_THE REQUEST_: Find all lines in the listing that include the word "Rights", then copy them.

━━━━━━━━━━━━━━━━━━━━━━━━━━━━━━

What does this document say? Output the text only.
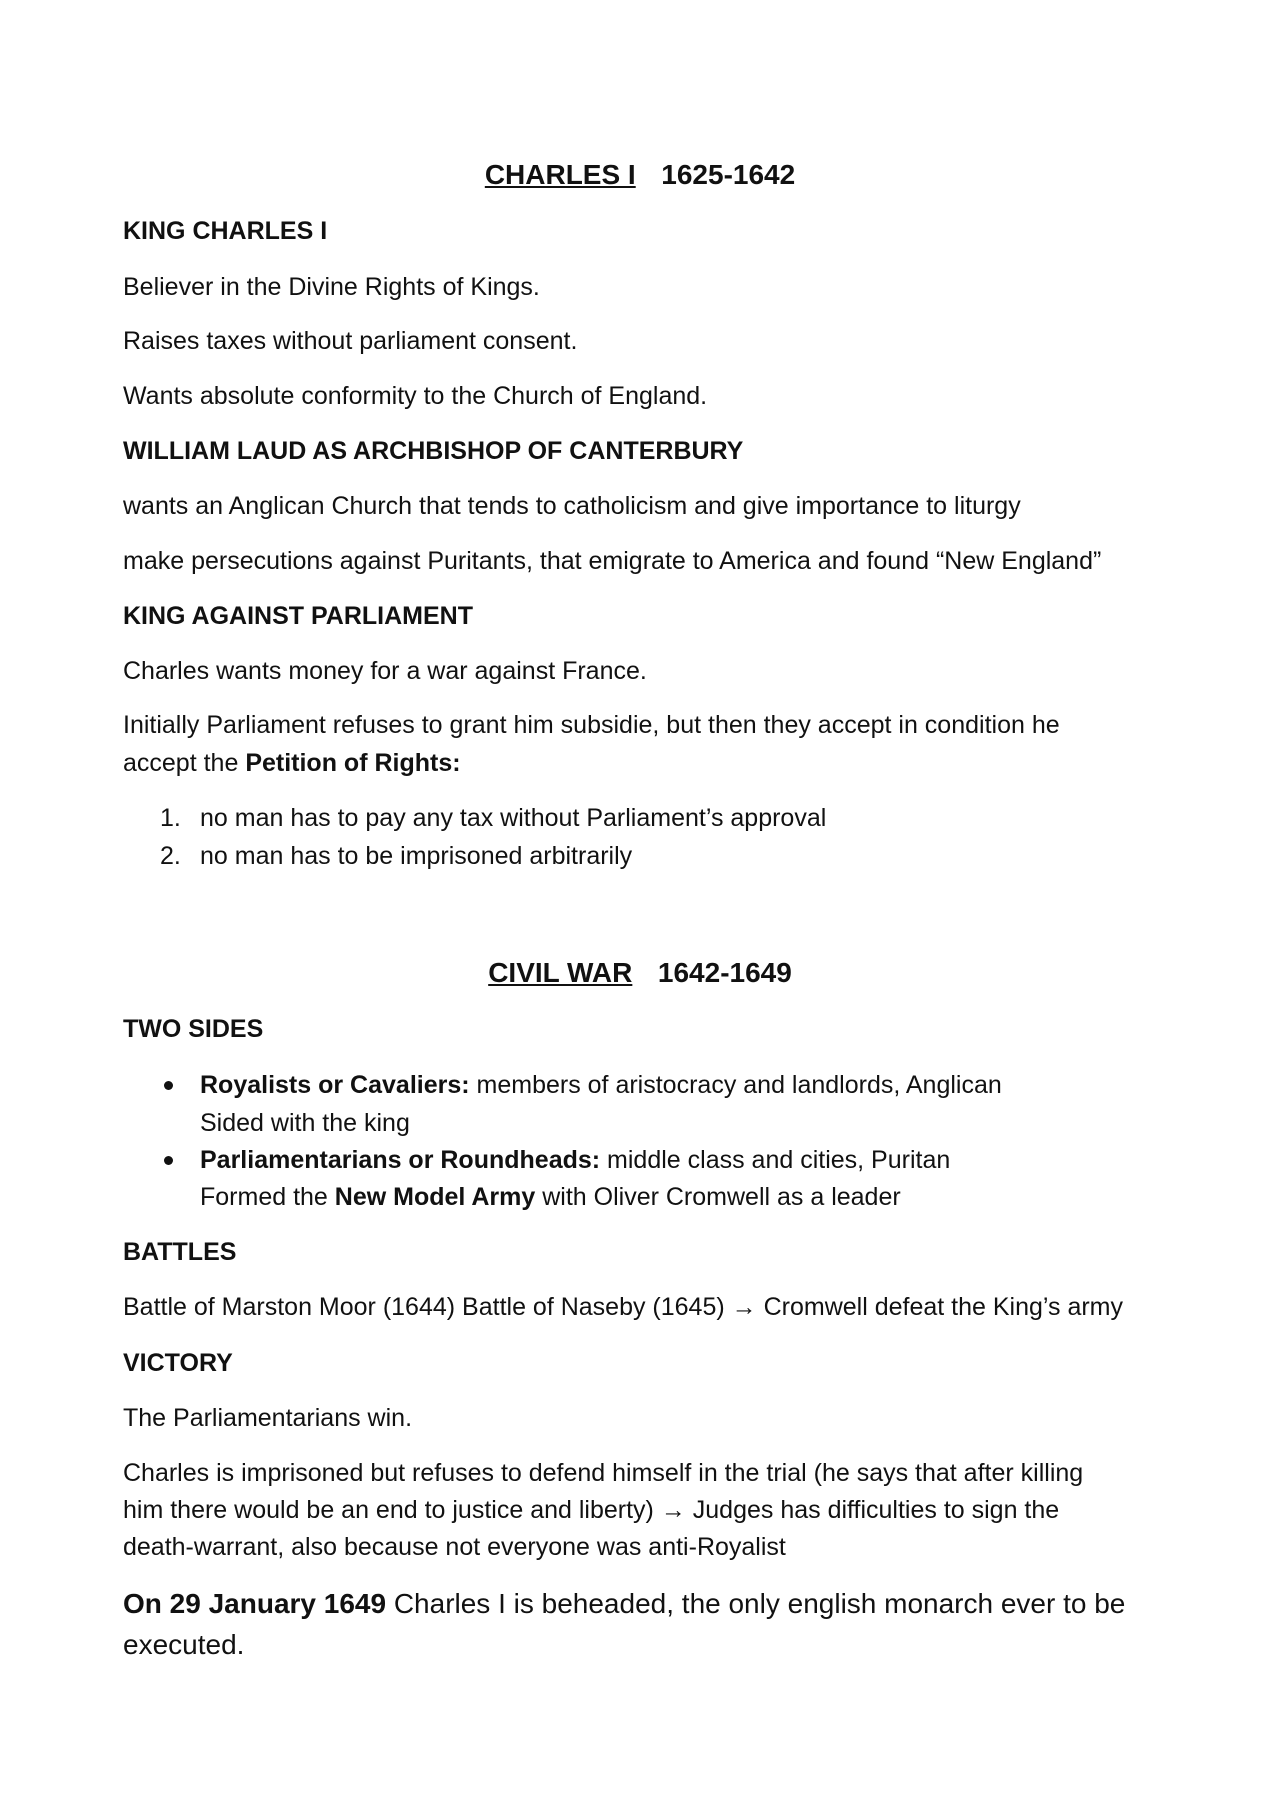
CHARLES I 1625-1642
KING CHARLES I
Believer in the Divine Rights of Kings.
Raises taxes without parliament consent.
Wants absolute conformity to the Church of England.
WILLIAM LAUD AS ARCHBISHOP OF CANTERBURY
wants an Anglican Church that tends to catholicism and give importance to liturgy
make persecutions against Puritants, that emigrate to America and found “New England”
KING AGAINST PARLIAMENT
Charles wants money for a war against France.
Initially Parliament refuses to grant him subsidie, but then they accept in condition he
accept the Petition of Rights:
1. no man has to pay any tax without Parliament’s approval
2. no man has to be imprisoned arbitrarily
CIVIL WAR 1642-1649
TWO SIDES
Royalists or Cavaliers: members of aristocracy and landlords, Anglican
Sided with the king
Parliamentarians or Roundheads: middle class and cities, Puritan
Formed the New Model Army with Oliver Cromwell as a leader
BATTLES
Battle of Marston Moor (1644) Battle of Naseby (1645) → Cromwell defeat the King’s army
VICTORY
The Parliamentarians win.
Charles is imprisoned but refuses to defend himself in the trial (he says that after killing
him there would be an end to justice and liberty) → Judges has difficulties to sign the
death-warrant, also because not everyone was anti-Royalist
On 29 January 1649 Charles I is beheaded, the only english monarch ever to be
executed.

━━━━━━━━━━━━━━━━━━━━━━━━━━━━━━

_CORRECT OUTPUT_:
Believer in the Divine Rights of Kings.
accept the Petition of Rights:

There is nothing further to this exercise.